- **Requirement**: Please quote the material exactly, every line of it.

Records from a collection of figures:

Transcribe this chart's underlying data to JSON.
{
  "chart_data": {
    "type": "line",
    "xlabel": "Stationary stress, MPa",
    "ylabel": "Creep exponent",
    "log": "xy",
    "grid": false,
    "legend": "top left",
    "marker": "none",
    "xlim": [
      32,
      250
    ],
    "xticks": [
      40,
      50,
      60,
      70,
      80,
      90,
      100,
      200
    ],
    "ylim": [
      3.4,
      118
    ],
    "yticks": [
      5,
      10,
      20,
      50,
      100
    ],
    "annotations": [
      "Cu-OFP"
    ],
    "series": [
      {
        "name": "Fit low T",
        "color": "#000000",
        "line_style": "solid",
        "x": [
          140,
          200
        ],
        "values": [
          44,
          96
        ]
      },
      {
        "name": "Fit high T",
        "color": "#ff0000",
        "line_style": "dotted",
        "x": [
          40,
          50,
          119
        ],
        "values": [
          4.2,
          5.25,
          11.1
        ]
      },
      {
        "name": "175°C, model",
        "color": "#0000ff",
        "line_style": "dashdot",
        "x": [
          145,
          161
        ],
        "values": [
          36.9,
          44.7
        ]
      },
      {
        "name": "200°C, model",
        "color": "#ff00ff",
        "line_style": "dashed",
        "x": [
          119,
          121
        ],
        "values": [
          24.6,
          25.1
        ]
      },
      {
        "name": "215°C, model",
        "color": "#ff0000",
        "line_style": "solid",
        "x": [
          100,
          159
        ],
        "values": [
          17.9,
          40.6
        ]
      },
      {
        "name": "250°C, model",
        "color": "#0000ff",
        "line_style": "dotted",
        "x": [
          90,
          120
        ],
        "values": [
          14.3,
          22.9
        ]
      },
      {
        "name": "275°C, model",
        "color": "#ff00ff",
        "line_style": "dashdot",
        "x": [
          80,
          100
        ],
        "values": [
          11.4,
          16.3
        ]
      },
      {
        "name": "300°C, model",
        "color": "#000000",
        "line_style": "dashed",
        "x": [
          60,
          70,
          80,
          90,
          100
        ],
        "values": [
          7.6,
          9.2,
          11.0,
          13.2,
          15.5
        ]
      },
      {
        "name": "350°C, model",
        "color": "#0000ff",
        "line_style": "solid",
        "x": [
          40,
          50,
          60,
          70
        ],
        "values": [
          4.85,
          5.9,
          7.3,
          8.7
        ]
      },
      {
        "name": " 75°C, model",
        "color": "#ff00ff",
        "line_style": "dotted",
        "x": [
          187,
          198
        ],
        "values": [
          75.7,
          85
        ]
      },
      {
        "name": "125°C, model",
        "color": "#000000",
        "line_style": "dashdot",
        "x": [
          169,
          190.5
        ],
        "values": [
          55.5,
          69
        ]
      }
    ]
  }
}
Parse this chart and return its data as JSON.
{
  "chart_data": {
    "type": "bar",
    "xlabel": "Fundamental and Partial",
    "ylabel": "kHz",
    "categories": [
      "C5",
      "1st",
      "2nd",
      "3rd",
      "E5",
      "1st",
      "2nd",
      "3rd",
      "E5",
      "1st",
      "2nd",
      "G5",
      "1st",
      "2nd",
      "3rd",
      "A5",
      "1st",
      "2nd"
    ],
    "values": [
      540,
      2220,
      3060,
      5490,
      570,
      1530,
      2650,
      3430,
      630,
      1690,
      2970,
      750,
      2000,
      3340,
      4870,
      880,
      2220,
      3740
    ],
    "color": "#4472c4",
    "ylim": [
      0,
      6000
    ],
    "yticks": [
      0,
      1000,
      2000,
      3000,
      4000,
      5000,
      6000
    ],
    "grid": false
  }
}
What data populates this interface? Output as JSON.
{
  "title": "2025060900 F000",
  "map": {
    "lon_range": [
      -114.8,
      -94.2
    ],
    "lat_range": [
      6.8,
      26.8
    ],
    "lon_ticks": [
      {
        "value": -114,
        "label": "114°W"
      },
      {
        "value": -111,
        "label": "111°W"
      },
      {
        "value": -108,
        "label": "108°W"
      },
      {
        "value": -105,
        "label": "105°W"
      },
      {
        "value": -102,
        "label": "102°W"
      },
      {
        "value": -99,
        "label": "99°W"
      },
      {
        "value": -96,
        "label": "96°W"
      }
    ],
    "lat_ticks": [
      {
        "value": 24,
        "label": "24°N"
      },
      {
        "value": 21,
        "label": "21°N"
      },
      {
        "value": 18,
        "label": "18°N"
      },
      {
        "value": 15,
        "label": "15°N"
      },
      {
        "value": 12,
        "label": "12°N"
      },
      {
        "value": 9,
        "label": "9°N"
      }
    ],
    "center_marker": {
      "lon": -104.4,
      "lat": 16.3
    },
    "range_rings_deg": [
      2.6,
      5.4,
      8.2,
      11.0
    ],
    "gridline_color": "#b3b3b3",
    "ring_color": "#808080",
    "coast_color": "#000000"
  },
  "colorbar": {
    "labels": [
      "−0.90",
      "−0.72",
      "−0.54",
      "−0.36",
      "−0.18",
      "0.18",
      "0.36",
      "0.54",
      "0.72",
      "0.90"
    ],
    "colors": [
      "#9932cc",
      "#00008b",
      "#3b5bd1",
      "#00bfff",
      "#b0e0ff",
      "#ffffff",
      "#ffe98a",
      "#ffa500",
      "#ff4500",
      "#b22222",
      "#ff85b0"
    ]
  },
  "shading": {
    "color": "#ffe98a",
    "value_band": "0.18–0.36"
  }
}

- **Task result**:
Transcribe this chart's underlying data to JSON.
{
  "chart_data": {
    "type": "line",
    "xlabel": "Stationary stress, MPa",
    "ylabel": "Creep exponent",
    "log": "xy",
    "grid": false,
    "legend": "top left",
    "marker": "none",
    "xlim": [
      32,
      250
    ],
    "xticks": [
      40,
      50,
      60,
      70,
      80,
      90,
      100,
      200
    ],
    "ylim": [
      3.4,
      118
    ],
    "yticks": [
      5,
      10,
      20,
      50,
      100
    ],
    "annotations": [
      "Cu-OFP"
    ],
    "series": [
      {
        "name": "Fit low T",
        "color": "#000000",
        "line_style": "solid",
        "x": [
          140,
          200
        ],
        "values": [
          44,
          96
        ]
      },
      {
        "name": "Fit high T",
        "color": "#ff0000",
        "line_style": "dotted",
        "x": [
          40,
          50,
          119
        ],
        "values": [
          4.2,
          5.25,
          11.1
        ]
      },
      {
        "name": "175°C, model",
        "color": "#0000ff",
        "line_style": "dashdot",
        "x": [
          145,
          161
        ],
        "values": [
          36.9,
          44.7
        ]
      },
      {
        "name": "200°C, model",
        "color": "#ff00ff",
        "line_style": "dashed",
        "x": [
          119,
          121
        ],
        "values": [
          24.6,
          25.1
        ]
      },
      {
        "name": "215°C, model",
        "color": "#ff0000",
        "line_style": "solid",
        "x": [
          100,
          159
        ],
        "values": [
          17.9,
          40.6
        ]
      },
      {
        "name": "250°C, model",
        "color": "#0000ff",
        "line_style": "dotted",
        "x": [
          90,
          120
        ],
        "values": [
          14.3,
          22.9
        ]
      },
      {
        "name": "275°C, model",
        "color": "#ff00ff",
        "line_style": "dashdot",
        "x": [
          80,
          100
        ],
        "values": [
          11.4,
          16.3
        ]
      },
      {
        "name": "300°C, model",
        "color": "#000000",
        "line_style": "dashed",
        "x": [
          60,
          70,
          80,
          90,
          100
        ],
        "values": [
          7.6,
          9.2,
          11.0,
          13.2,
          15.5
        ]
      },
      {
        "name": "350°C, model",
        "color": "#0000ff",
        "line_style": "solid",
        "x": [
          40,
          50,
          60,
          70
        ],
        "values": [
          4.85,
          5.9,
          7.3,
          8.7
        ]
      },
      {
        "name": " 75°C, model",
        "color": "#ff00ff",
        "line_style": "dotted",
        "x": [
          187,
          198
        ],
        "values": [
          75.7,
          85
        ]
      },
      {
        "name": "125°C, model",
        "color": "#000000",
        "line_style": "dashdot",
        "x": [
          169,
          190.5
        ],
        "values": [
          55.5,
          69
        ]
      }
    ]
  }
}
Parse this chart and return its data as JSON.
{
  "chart_data": {
    "type": "bar",
    "xlabel": "Fundamental and Partial",
    "ylabel": "kHz",
    "categories": [
      "C5",
      "1st",
      "2nd",
      "3rd",
      "E5",
      "1st",
      "2nd",
      "3rd",
      "E5",
      "1st",
      "2nd",
      "G5",
      "1st",
      "2nd",
      "3rd",
      "A5",
      "1st",
      "2nd"
    ],
    "values": [
      540,
      2220,
      3060,
      5490,
      570,
      1530,
      2650,
      3430,
      630,
      1690,
      2970,
      750,
      2000,
      3340,
      4870,
      880,
      2220,
      3740
    ],
    "color": "#4472c4",
    "ylim": [
      0,
      6000
    ],
    "yticks": [
      0,
      1000,
      2000,
      3000,
      4000,
      5000,
      6000
    ],
    "grid": false
  }
}
What data populates this interface? Output as JSON.
{
  "title": "2025060900 F000",
  "map": {
    "lon_range": [
      -114.8,
      -94.2
    ],
    "lat_range": [
      6.8,
      26.8
    ],
    "lon_ticks": [
      {
        "value": -114,
        "label": "114°W"
      },
      {
        "value": -111,
        "label": "111°W"
      },
      {
        "value": -108,
        "label": "108°W"
      },
      {
        "value": -105,
        "label": "105°W"
      },
      {
        "value": -102,
        "label": "102°W"
      },
      {
        "value": -99,
        "label": "99°W"
      },
      {
        "value": -96,
        "label": "96°W"
      }
    ],
    "lat_ticks": [
      {
        "value": 24,
        "label": "24°N"
      },
      {
        "value": 21,
        "label": "21°N"
      },
      {
        "value": 18,
        "label": "18°N"
      },
      {
        "value": 15,
        "label": "15°N"
      },
      {
        "value": 12,
        "label": "12°N"
      },
      {
        "value": 9,
        "label": "9°N"
      }
    ],
    "center_marker": {
      "lon": -104.4,
      "lat": 16.3
    },
    "range_rings_deg": [
      2.6,
      5.4,
      8.2,
      11.0
    ],
    "gridline_color": "#b3b3b3",
    "ring_color": "#808080",
    "coast_color": "#000000"
  },
  "colorbar": {
    "labels": [
      "−0.90",
      "−0.72",
      "−0.54",
      "−0.36",
      "−0.18",
      "0.18",
      "0.36",
      "0.54",
      "0.72",
      "0.90"
    ],
    "colors": [
      "#9932cc",
      "#00008b",
      "#3b5bd1",
      "#00bfff",
      "#b0e0ff",
      "#ffffff",
      "#ffe98a",
      "#ffa500",
      "#ff4500",
      "#b22222",
      "#ff85b0"
    ]
  },
  "shading": {
    "color": "#ffe98a",
    "value_band": "0.18–0.36"
  }
}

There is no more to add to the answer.